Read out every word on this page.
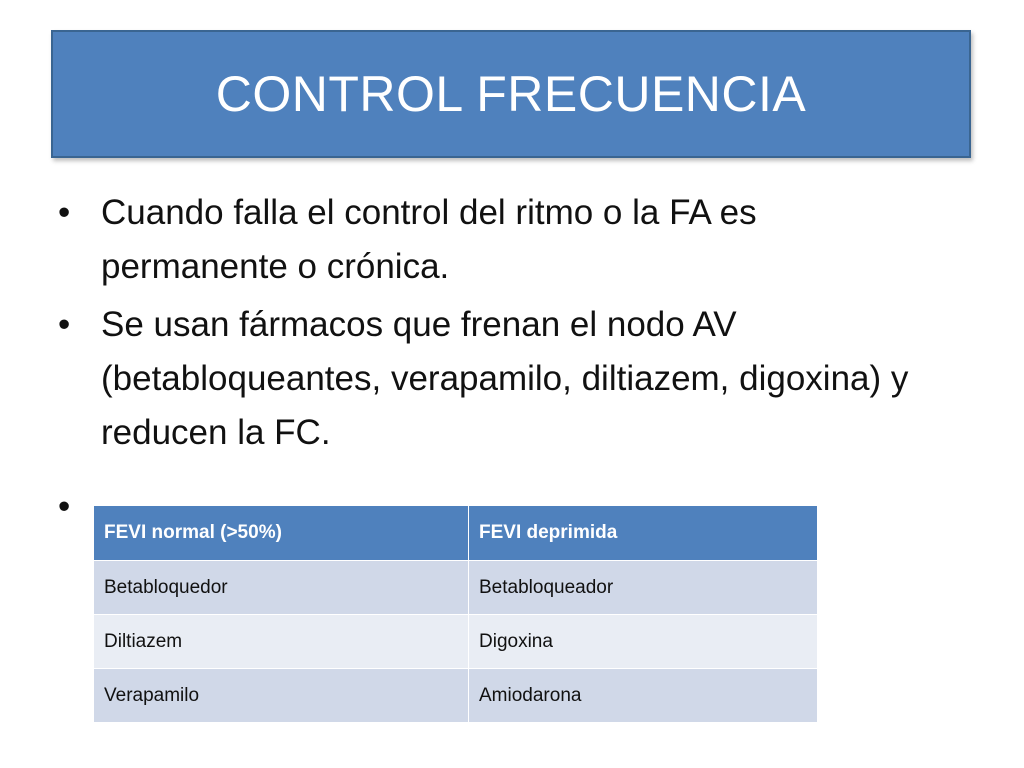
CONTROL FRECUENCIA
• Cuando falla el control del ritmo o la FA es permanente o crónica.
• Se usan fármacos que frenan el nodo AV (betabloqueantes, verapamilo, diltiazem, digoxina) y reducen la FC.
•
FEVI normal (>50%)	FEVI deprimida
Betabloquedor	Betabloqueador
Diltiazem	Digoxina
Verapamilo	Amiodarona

...

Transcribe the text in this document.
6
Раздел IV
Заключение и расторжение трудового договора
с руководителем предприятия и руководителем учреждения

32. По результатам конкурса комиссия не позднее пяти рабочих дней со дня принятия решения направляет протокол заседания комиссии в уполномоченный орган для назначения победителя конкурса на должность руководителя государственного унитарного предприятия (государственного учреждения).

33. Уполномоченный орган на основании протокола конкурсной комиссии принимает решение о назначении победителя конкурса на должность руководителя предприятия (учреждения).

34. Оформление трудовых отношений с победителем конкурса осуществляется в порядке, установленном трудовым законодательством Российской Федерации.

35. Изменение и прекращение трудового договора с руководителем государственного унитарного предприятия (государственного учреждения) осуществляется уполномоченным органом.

DIRECTION >> Scan the listing above. Gather each line that contains the word "this".

EXERCISE SOLUTION >>
Read out every word on this page.
Transcribe the text in this document.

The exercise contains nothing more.